Set problem =
Find each line in the entries below that contains the word "evaluation", and copy those lines in full.
-- Start --
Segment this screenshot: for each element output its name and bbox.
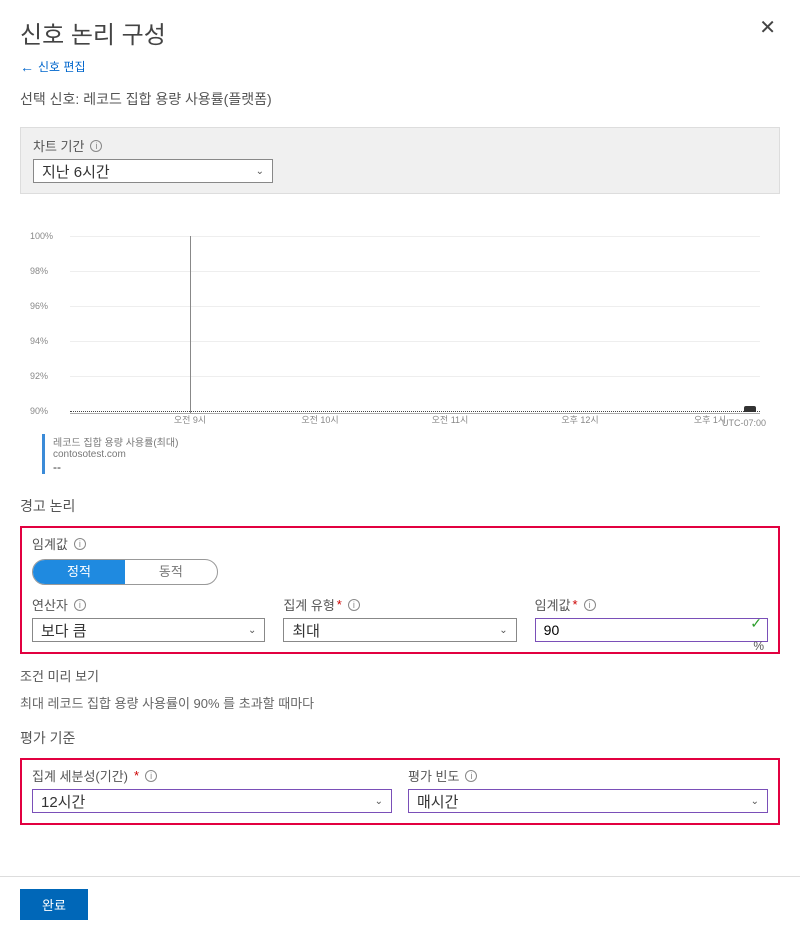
operator-select[interactable]: 보다 큼 ⌄: [32, 618, 265, 642]
chart: 100% 98% 96% 94% 92% 90% 오전 9시 오전 10시 오전…: [30, 226, 770, 426]
legend-resource: contosotest.com: [53, 449, 770, 460]
aggregation-select[interactable]: 최대 ⌄: [283, 618, 516, 642]
info-icon[interactable]: [74, 599, 86, 611]
y-tick: 92%: [30, 371, 48, 381]
aggregation-label: 집계 유형: [283, 595, 334, 614]
chart-period-value: 지난 6시간: [42, 161, 110, 182]
chevron-down-icon: ⌄: [751, 796, 759, 807]
frequency-label: 평가 빈도: [408, 766, 459, 785]
chart-area: 100% 98% 96% 94% 92% 90% 오전 9시 오전 10시 오전…: [20, 198, 780, 480]
frequency-select[interactable]: 매시간 ⌄: [408, 789, 768, 813]
chevron-down-icon: ⌄: [375, 796, 383, 807]
x-tick: 오전 10시: [301, 413, 338, 426]
info-icon[interactable]: [145, 770, 157, 782]
threshold-type-label: 임계값: [32, 534, 68, 553]
chevron-down-icon: ⌄: [499, 625, 507, 636]
granularity-value: 12시간: [41, 791, 85, 812]
y-tick: 100%: [30, 231, 53, 241]
x-tick: 오전 11시: [432, 413, 469, 426]
preview-text: 최대 레코드 집합 용량 사용률이 90% 를 초과할 때마다: [20, 693, 780, 712]
legend-metric: 레코드 집합 용량 사용률(최대): [53, 434, 770, 449]
x-tick: 오후 12시: [561, 413, 598, 426]
chart-legend: 레코드 집합 용량 사용률(최대) contosotest.com --: [42, 434, 770, 474]
operator-value: 보다 큼: [41, 620, 87, 641]
chevron-down-icon: ⌄: [256, 166, 264, 177]
toggle-dynamic[interactable]: 동적: [125, 560, 217, 584]
threshold-value-input-wrap: [535, 618, 768, 642]
info-icon[interactable]: [90, 140, 102, 152]
granularity-select[interactable]: 12시간 ⌄: [32, 789, 392, 813]
chevron-down-icon: ⌄: [248, 625, 256, 636]
threshold-value-input[interactable]: [544, 622, 759, 638]
preview-label: 조건 미리 보기: [20, 666, 780, 685]
check-icon: ✓: [750, 615, 762, 632]
threshold-unit: %: [753, 639, 764, 653]
evaluation-label: 평가 기준: [20, 728, 780, 748]
y-tick: 90%: [30, 406, 48, 416]
aggregation-value: 최대: [292, 620, 320, 641]
info-icon[interactable]: [74, 538, 86, 550]
selected-signal-text: 선택 신호: 레코드 집합 용량 사용률(플랫폼): [20, 89, 780, 109]
frequency-value: 매시간: [417, 791, 458, 812]
alert-logic-box: 임계값 정적 동적 연산자 보다 큼 ⌄ 집계 유형*: [20, 526, 780, 654]
page-title: 신호 논리 구성: [20, 15, 166, 50]
timezone-label: UTC-07:00: [722, 418, 766, 428]
data-point: [744, 406, 756, 412]
legend-value: --: [53, 460, 770, 474]
alert-logic-label: 경고 논리: [20, 496, 780, 516]
y-tick: 98%: [30, 266, 48, 276]
threshold-line: [70, 411, 760, 412]
evaluation-box: 집계 세분성(기간) * 12시간 ⌄ 평가 빈도 매시간 ⌄: [20, 758, 780, 825]
info-icon[interactable]: [584, 599, 596, 611]
close-icon[interactable]: ✕: [755, 15, 780, 40]
granularity-label: 집계 세분성(기간): [32, 766, 128, 785]
operator-label: 연산자: [32, 595, 68, 614]
chart-period-select[interactable]: 지난 6시간 ⌄: [33, 159, 273, 183]
x-tick: 오전 9시: [174, 413, 206, 426]
chart-period-section: 차트 기간 지난 6시간 ⌄: [20, 127, 780, 194]
toggle-static[interactable]: 정적: [33, 560, 125, 584]
info-icon[interactable]: [465, 770, 477, 782]
threshold-value-label: 임계값: [535, 595, 571, 614]
cursor-line: [190, 236, 191, 414]
y-tick: 96%: [30, 301, 48, 311]
y-tick: 94%: [30, 336, 48, 346]
chart-period-label: 차트 기간: [33, 136, 84, 155]
info-icon[interactable]: [348, 599, 360, 611]
footer: 완료: [0, 876, 800, 932]
threshold-type-toggle[interactable]: 정적 동적: [32, 559, 218, 585]
back-link[interactable]: 신호 편집: [20, 58, 86, 75]
done-button[interactable]: 완료: [20, 889, 88, 920]
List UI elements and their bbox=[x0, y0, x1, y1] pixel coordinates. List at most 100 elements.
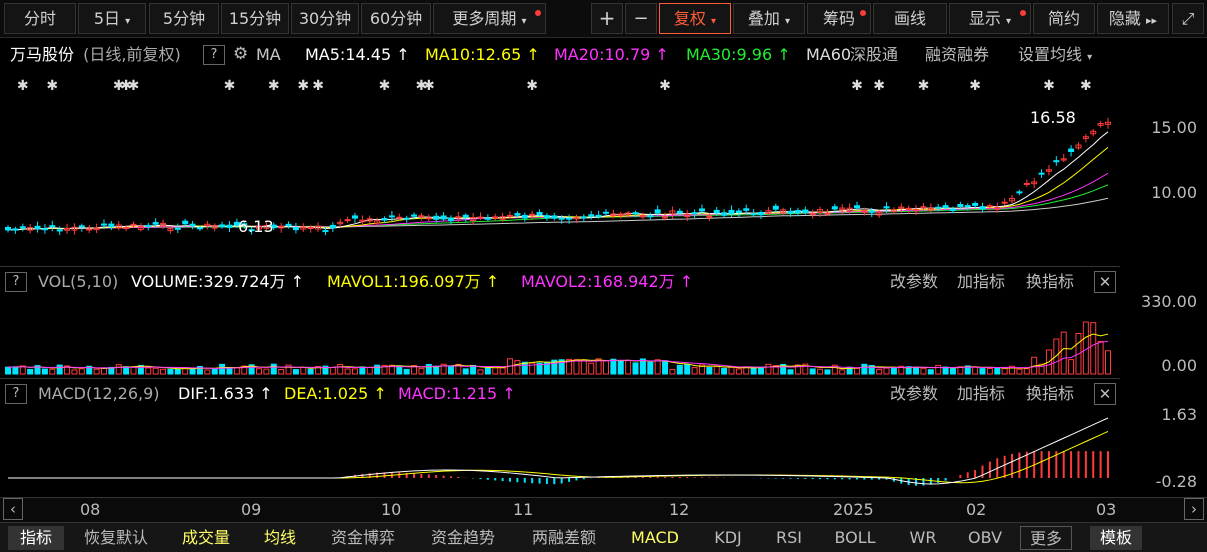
candle bbox=[189, 223, 196, 227]
candle bbox=[396, 216, 403, 219]
candle bbox=[942, 205, 949, 209]
notification-dot bbox=[860, 10, 866, 16]
macd-jiazhibiao-button[interactable]: 加指标 bbox=[957, 382, 1005, 406]
scroll-left-icon[interactable]: ‹ bbox=[3, 498, 23, 520]
candle bbox=[447, 217, 454, 222]
volume-bar bbox=[602, 360, 609, 375]
zoom-in-button[interactable]: + bbox=[591, 3, 623, 34]
help-button[interactable]: ? bbox=[5, 384, 27, 404]
candle bbox=[34, 225, 41, 230]
divider bbox=[0, 266, 1120, 267]
tab-wr[interactable]: WR bbox=[902, 526, 944, 550]
volume-bar bbox=[883, 367, 890, 375]
shengutong-button[interactable]: 深股通 bbox=[850, 43, 898, 67]
rongzi-button[interactable]: 融资融券 bbox=[925, 43, 989, 67]
tab-zijinqushi[interactable]: 资金趋势 bbox=[422, 526, 504, 550]
volume-bar bbox=[1023, 368, 1030, 375]
volume-bar bbox=[152, 367, 159, 375]
fullscreen-button[interactable]: ⤢ bbox=[1172, 3, 1204, 34]
tab-15min[interactable]: 15分钟 bbox=[221, 3, 289, 34]
candle bbox=[566, 217, 573, 220]
macd-chart[interactable] bbox=[0, 408, 1120, 494]
tab-fenshi[interactable]: 分时 bbox=[4, 3, 76, 34]
volume-bar bbox=[765, 363, 772, 375]
huaxian-button[interactable]: 画线 bbox=[873, 3, 947, 34]
chouma-button[interactable]: 筹码 bbox=[807, 3, 871, 34]
tab-template[interactable]: 模板 bbox=[1090, 526, 1142, 550]
event-marker: ✱ bbox=[1043, 78, 1055, 94]
tab-boll[interactable]: BOLL bbox=[826, 526, 884, 550]
candle bbox=[647, 215, 654, 218]
tab-macd[interactable]: MACD bbox=[624, 526, 686, 550]
candle bbox=[5, 226, 11, 231]
ma5-value: MA5:14.45 ↑ bbox=[305, 45, 410, 64]
price-chart[interactable]: ✱ ✱ ✱✱✱ ✱ ✱ ✱ ✱ ✱ ✱✱ ✱ ✱ ✱ ✱ ✱ ✱ ✱ ✱ bbox=[0, 70, 1120, 266]
fuquan-button[interactable]: 复权 ▾ bbox=[659, 3, 731, 34]
tab-rsi[interactable]: RSI bbox=[768, 526, 810, 550]
xianshi-button[interactable]: 显示 ▾ bbox=[949, 3, 1031, 34]
time-label: 10 bbox=[381, 500, 402, 519]
volume-bar bbox=[758, 366, 765, 375]
tab-zhibiao[interactable]: 指标 bbox=[8, 526, 64, 550]
macd-gaicanshu-button[interactable]: 改参数 bbox=[890, 382, 938, 406]
gear-icon[interactable]: ⚙ bbox=[233, 44, 248, 64]
shezhi-junxian-button[interactable]: 设置均线 ▾ bbox=[1018, 43, 1092, 67]
candle bbox=[145, 224, 152, 227]
tab-junxian[interactable]: 均线 bbox=[254, 526, 306, 550]
tab-more[interactable]: 更多 bbox=[1020, 526, 1072, 550]
volume-bar bbox=[41, 368, 48, 375]
diejia-button[interactable]: 叠加 ▾ bbox=[733, 3, 805, 34]
volume-bar bbox=[433, 365, 440, 375]
vol-close-icon[interactable]: ✕ bbox=[1094, 271, 1116, 293]
scroll-right-icon[interactable]: › bbox=[1184, 498, 1204, 520]
tab-60min[interactable]: 60分钟 bbox=[361, 3, 431, 34]
volume-bar bbox=[1053, 338, 1060, 375]
candle bbox=[411, 214, 418, 217]
vol-jiazhibiao-button[interactable]: 加指标 bbox=[957, 270, 1005, 294]
volume-bar bbox=[890, 367, 897, 375]
vol-gaicanshu-button[interactable]: 改参数 bbox=[890, 270, 938, 294]
vol-huanzhibiao-button[interactable]: 换指标 bbox=[1026, 270, 1074, 294]
chevron-down-icon: ▾ bbox=[521, 16, 527, 27]
volume-bar bbox=[145, 367, 152, 375]
event-marker: ✱ bbox=[379, 78, 391, 94]
tab-chengjiaoliang[interactable]: 成交量 bbox=[174, 526, 238, 550]
volume-bar bbox=[300, 366, 307, 375]
help-button[interactable]: ? bbox=[5, 272, 27, 292]
yincang-button[interactable]: 隐藏 ▸▸ bbox=[1097, 3, 1169, 34]
volume-bar bbox=[521, 361, 528, 375]
ma10-value: MA10:12.65 ↑ bbox=[425, 45, 540, 64]
vol-y-label: 330.00 bbox=[1141, 292, 1197, 311]
tab-5day[interactable]: 5日 ▾ bbox=[78, 3, 146, 34]
mavol1-text: MAVOL1:196.097万 bbox=[327, 272, 481, 291]
tab-huifu[interactable]: 恢复默认 bbox=[76, 526, 156, 550]
candle bbox=[787, 210, 794, 214]
tab-liangrong[interactable]: 两融差额 bbox=[522, 526, 606, 550]
tab-5min[interactable]: 5分钟 bbox=[149, 3, 219, 34]
volume-bar bbox=[1068, 359, 1075, 375]
help-button[interactable]: ? bbox=[203, 45, 225, 65]
volume-bar bbox=[130, 366, 137, 375]
candle bbox=[580, 216, 587, 219]
macd-close-icon[interactable]: ✕ bbox=[1094, 383, 1116, 405]
tab-30min[interactable]: 30分钟 bbox=[291, 3, 359, 34]
volume-bar bbox=[1097, 340, 1104, 375]
tab-obv[interactable]: OBV bbox=[962, 526, 1008, 550]
jianyue-button[interactable]: 简约 bbox=[1033, 3, 1095, 34]
tab-kdj[interactable]: KDJ bbox=[704, 526, 752, 550]
zoom-out-button[interactable]: − bbox=[625, 3, 657, 34]
volume-bar bbox=[71, 369, 78, 375]
tab-zijinboyi[interactable]: 资金博弈 bbox=[322, 526, 404, 550]
candle bbox=[964, 205, 971, 208]
fullscreen-icon: ⤢ bbox=[1181, 9, 1195, 28]
more-period-button[interactable]: 更多周期 ▾ bbox=[433, 3, 546, 34]
time-label: 11 bbox=[513, 500, 534, 519]
volume-bar bbox=[662, 360, 669, 375]
volume-bar bbox=[1060, 331, 1067, 375]
macd-huanzhibiao-button[interactable]: 换指标 bbox=[1026, 382, 1074, 406]
candle bbox=[477, 216, 484, 219]
candle bbox=[558, 217, 565, 220]
volume-chart[interactable] bbox=[0, 296, 1120, 376]
ma30-value: MA30:9.96 ↑ bbox=[686, 45, 791, 64]
candle bbox=[381, 218, 388, 221]
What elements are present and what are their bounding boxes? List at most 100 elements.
-- End --
Written answer =
evaluation-label: 평가 기준: [20, 728, 780, 748]
evaluation-box: 집계 세분성(기간) * 12시간 ⌄ 평가 빈도 매시간 ⌄: [20, 758, 780, 825]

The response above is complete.